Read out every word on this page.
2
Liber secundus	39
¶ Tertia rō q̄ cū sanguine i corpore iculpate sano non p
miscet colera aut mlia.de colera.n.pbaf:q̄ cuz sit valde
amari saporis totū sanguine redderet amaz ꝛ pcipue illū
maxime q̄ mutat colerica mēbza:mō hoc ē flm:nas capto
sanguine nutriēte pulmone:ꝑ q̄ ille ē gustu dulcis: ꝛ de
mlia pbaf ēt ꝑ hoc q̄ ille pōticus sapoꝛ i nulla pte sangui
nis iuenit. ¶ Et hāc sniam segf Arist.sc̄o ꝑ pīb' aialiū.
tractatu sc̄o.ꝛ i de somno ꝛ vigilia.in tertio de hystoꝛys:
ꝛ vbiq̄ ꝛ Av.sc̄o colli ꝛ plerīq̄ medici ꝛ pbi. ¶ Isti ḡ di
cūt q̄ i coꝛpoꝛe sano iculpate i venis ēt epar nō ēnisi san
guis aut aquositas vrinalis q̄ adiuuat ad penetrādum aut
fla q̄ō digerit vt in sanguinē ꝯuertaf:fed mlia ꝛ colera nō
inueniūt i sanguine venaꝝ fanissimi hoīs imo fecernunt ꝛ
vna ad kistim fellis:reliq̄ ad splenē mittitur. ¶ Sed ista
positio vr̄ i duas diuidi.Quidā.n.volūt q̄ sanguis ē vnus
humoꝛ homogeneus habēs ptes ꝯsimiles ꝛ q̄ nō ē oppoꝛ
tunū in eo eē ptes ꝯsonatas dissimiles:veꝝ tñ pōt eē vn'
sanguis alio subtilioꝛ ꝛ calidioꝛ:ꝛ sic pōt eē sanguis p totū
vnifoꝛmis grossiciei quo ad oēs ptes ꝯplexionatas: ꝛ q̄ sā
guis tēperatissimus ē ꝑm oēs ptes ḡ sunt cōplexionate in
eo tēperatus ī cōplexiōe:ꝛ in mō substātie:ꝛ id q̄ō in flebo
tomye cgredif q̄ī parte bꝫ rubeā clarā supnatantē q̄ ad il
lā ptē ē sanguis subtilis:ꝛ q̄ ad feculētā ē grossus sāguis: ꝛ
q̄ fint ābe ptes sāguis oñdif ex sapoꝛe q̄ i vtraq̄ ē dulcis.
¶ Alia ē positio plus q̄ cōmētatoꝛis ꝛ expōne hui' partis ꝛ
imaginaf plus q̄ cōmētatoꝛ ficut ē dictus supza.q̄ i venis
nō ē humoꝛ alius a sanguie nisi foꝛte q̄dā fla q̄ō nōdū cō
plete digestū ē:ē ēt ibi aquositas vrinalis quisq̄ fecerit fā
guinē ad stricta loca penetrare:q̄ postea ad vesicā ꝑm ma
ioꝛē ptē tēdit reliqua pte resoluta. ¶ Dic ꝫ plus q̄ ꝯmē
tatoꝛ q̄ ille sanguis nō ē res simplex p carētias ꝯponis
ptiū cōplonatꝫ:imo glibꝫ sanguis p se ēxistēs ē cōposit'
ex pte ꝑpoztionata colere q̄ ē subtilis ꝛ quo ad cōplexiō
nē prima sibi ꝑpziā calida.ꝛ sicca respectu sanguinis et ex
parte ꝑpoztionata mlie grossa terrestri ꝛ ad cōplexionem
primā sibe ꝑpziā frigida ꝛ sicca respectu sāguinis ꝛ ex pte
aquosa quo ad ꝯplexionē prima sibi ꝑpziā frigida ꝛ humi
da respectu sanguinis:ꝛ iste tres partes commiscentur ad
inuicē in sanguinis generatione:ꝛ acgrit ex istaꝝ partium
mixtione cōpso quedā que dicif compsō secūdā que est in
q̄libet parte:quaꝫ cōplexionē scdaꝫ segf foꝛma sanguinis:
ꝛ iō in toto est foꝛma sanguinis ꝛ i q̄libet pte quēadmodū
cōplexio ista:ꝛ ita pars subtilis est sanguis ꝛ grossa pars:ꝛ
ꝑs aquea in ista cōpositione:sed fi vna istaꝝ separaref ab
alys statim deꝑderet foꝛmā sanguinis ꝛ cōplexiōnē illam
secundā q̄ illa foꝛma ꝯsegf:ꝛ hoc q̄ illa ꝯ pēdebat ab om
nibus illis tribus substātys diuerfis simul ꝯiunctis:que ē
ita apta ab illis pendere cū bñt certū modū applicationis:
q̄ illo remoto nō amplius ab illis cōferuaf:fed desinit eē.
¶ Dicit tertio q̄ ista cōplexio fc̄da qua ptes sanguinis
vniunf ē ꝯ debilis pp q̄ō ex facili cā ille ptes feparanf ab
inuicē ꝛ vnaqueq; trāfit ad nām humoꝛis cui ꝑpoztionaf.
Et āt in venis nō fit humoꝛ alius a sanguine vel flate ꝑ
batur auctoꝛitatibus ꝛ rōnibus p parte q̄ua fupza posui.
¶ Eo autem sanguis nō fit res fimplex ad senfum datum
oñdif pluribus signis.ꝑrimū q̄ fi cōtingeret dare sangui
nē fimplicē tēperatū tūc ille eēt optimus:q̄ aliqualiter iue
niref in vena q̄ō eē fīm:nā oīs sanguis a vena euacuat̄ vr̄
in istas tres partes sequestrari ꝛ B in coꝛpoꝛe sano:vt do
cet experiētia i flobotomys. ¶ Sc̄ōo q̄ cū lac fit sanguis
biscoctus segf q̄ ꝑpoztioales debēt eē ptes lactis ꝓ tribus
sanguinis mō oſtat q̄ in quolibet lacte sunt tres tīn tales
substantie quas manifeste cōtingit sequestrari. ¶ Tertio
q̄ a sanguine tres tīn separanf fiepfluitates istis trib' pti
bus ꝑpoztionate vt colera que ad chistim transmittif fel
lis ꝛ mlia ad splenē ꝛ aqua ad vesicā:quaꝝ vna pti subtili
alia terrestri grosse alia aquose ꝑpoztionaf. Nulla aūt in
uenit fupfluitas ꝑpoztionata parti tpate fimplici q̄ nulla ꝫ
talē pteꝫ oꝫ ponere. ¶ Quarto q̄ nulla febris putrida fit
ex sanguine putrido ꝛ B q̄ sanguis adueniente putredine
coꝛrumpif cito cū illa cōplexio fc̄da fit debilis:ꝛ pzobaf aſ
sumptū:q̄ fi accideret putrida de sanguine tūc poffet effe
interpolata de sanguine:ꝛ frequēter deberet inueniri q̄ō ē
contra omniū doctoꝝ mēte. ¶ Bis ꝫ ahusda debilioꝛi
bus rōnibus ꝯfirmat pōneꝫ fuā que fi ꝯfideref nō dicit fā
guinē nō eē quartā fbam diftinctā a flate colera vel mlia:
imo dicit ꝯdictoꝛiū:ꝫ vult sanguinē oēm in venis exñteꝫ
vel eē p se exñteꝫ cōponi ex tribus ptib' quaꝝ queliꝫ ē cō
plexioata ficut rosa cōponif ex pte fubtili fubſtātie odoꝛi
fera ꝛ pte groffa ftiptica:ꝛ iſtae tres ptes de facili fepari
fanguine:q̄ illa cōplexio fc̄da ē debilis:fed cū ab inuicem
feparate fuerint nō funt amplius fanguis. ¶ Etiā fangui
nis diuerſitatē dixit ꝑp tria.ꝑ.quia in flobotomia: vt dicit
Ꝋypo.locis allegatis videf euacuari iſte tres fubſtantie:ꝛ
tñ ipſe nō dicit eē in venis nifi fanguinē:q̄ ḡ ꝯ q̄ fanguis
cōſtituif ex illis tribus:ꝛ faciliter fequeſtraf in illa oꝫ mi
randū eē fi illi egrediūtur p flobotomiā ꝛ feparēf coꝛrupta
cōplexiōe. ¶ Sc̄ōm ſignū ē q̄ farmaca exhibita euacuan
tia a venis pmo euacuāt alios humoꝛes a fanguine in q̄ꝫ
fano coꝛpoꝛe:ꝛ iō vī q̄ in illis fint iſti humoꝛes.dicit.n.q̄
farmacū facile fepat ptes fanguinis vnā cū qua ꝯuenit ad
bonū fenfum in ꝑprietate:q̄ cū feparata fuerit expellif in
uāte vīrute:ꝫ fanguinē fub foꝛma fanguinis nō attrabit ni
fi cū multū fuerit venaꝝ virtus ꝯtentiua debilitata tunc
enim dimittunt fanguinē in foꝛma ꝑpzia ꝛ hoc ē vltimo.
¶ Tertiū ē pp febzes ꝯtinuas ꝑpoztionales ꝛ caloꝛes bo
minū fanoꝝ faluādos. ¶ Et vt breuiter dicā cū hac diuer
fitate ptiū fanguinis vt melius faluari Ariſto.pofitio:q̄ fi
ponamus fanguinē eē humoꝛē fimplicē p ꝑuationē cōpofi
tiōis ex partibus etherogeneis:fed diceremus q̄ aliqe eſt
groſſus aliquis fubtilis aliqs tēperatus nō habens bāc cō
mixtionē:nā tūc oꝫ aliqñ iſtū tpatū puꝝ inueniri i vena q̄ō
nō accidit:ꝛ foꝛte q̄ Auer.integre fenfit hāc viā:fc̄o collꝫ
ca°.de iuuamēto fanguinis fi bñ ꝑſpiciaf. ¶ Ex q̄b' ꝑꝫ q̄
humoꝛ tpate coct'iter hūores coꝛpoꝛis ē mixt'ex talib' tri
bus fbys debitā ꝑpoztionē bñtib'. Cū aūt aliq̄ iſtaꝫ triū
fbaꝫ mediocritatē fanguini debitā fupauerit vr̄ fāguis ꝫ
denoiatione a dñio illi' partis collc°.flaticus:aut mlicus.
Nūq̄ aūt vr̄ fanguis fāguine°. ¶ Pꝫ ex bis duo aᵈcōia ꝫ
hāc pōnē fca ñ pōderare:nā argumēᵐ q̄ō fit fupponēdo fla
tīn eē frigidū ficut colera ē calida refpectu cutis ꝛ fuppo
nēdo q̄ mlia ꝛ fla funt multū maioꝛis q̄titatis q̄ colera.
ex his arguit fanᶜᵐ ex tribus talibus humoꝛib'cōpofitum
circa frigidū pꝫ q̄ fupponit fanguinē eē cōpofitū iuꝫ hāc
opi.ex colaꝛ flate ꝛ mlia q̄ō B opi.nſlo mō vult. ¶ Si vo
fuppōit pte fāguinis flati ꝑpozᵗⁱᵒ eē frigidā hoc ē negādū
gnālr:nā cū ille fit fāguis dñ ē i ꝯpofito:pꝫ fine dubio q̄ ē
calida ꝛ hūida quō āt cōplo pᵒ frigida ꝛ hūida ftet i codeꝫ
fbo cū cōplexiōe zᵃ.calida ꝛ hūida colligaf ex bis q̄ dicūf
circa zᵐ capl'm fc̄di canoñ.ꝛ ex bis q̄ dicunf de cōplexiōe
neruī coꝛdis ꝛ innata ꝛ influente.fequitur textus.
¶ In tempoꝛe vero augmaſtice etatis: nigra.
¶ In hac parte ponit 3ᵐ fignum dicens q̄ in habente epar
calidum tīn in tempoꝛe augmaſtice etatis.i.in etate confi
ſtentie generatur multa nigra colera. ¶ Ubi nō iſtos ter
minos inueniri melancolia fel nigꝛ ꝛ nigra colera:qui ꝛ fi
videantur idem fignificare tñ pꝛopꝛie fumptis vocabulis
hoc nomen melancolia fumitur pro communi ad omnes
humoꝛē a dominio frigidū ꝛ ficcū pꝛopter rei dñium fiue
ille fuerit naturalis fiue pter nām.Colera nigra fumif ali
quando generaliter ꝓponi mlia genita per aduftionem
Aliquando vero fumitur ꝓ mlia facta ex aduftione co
····················
From the data above, show each line that contains "tempoꝛe".

▶ _Task answer_
¶ In tempoꝛe vero augmaſtice etatis: nigra.
calidum tīn in tempoꝛe augmaſtice etatis.i.in etate confi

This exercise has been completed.